§ **WHAT TO WORK ON**
Locate every line below that contains the word "screenshot" and copy it.
--- Start ---
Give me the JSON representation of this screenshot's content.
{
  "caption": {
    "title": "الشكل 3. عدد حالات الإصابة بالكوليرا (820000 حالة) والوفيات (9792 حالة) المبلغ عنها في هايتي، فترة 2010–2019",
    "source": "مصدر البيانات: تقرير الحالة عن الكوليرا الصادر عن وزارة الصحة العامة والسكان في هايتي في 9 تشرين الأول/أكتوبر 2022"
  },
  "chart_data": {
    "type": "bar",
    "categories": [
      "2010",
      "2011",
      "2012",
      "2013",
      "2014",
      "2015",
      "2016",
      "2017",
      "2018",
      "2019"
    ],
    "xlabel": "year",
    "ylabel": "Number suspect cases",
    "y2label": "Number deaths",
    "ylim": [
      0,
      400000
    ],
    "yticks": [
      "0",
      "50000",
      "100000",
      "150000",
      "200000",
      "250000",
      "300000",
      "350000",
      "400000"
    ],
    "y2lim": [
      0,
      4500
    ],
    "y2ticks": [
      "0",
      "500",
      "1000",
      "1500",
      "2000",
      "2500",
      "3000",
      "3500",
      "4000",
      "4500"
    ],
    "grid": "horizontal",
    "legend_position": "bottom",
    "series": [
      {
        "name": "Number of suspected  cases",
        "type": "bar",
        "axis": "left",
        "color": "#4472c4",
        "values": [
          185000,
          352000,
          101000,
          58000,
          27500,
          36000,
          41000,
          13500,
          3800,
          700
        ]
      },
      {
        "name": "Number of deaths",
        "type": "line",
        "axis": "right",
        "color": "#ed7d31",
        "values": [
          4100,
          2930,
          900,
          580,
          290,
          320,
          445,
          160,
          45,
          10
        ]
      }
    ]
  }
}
--- End ---
--- Start ---
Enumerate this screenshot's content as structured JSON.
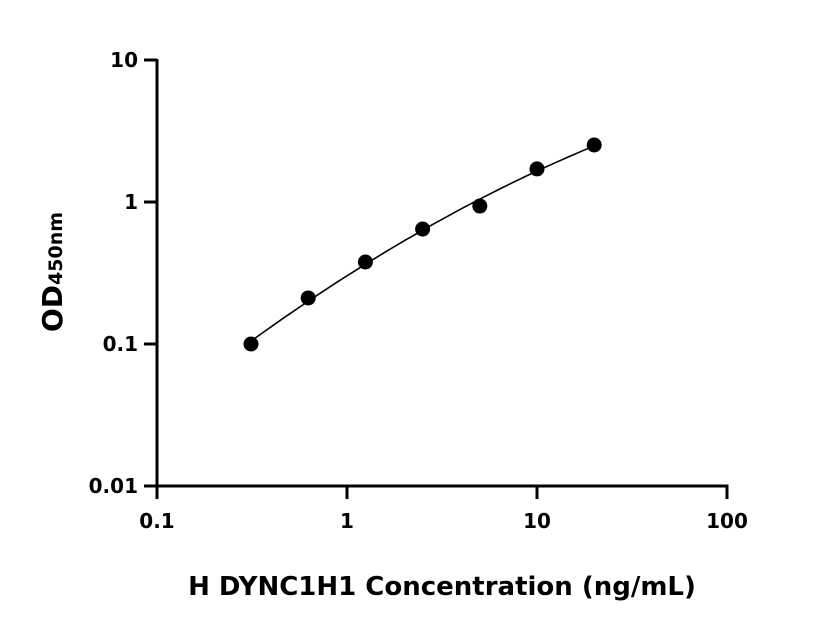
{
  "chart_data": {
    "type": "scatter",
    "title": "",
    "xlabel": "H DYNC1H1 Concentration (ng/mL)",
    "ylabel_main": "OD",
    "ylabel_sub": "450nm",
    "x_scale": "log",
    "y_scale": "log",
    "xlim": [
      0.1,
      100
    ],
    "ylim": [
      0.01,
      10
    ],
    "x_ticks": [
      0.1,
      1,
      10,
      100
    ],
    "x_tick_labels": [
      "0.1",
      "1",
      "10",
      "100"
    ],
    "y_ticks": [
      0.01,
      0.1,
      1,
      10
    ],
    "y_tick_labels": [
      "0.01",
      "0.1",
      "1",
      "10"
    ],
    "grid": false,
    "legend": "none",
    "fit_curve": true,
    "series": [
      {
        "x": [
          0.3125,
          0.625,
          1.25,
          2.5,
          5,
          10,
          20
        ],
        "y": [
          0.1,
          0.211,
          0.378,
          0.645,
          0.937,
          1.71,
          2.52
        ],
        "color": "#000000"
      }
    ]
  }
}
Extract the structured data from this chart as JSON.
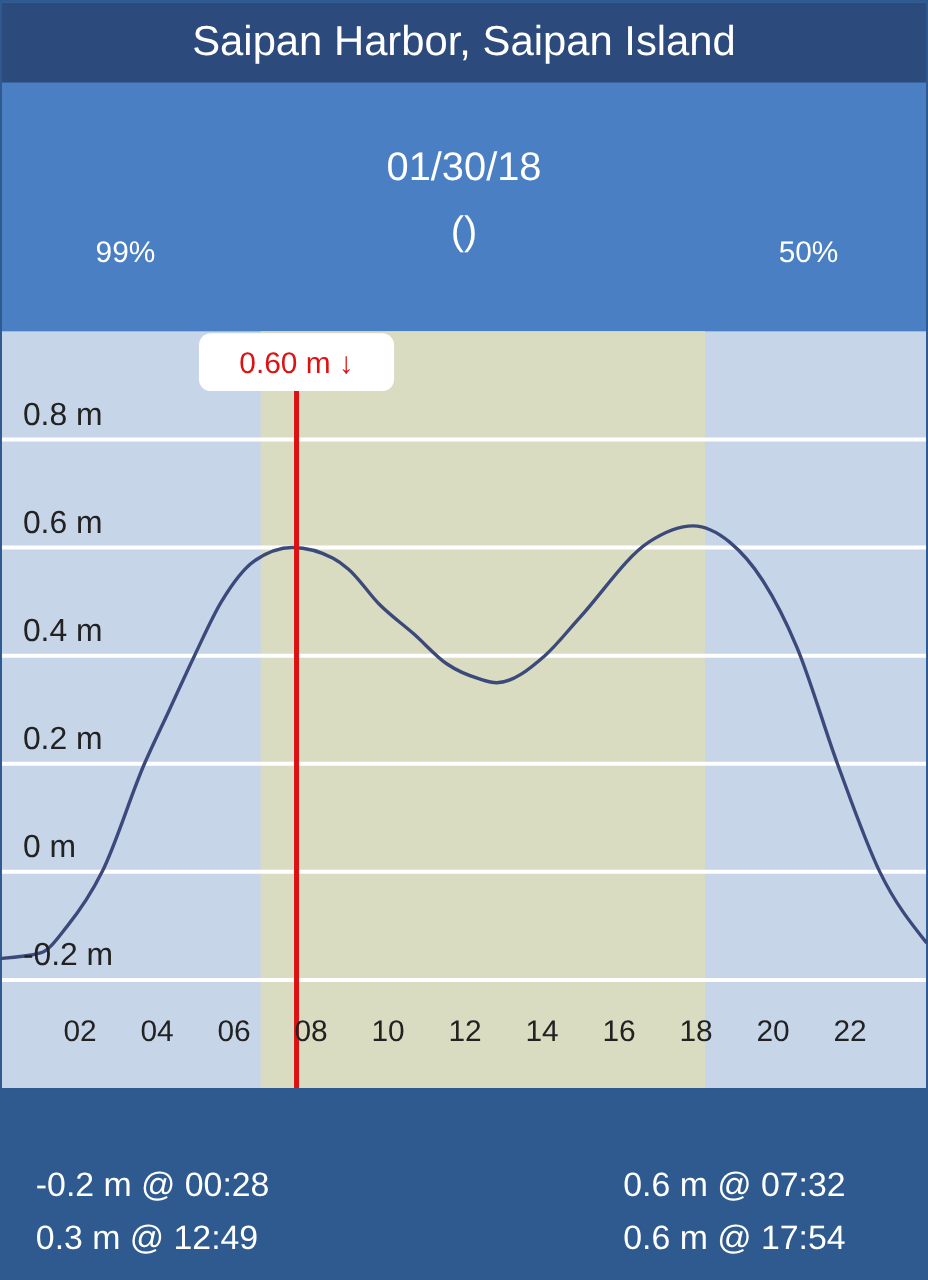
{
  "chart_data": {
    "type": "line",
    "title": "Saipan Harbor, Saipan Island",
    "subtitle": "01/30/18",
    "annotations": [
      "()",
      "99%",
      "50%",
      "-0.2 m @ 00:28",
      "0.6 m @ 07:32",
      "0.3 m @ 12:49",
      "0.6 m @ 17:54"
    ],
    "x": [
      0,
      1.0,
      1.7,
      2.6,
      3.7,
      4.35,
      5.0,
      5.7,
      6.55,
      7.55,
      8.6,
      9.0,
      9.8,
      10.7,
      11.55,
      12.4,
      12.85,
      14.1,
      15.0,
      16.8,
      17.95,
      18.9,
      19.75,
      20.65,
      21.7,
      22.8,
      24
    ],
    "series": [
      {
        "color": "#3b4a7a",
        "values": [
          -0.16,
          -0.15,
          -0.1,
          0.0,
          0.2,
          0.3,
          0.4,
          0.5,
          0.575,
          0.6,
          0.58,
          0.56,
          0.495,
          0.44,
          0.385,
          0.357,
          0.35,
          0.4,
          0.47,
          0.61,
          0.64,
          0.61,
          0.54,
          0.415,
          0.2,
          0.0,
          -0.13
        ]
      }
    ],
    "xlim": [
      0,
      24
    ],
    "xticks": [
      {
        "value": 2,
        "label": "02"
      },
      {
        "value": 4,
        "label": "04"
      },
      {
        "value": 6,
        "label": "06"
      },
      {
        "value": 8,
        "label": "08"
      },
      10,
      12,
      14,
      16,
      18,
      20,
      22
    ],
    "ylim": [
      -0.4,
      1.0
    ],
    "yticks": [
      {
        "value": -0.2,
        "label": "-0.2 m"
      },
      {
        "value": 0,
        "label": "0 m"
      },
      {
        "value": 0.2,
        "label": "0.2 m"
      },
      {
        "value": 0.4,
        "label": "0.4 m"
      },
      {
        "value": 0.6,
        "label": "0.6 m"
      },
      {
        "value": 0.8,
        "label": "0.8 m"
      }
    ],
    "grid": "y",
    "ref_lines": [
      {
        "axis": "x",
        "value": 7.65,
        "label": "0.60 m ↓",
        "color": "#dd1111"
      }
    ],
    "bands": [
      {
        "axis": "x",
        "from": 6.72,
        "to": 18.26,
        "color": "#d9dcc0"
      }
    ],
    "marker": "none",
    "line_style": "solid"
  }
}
--- End ---
§ **WRITTEN SOLUTION**
Give me the JSON representation of this screenshot's content.
Enumerate this screenshot's content as structured JSON.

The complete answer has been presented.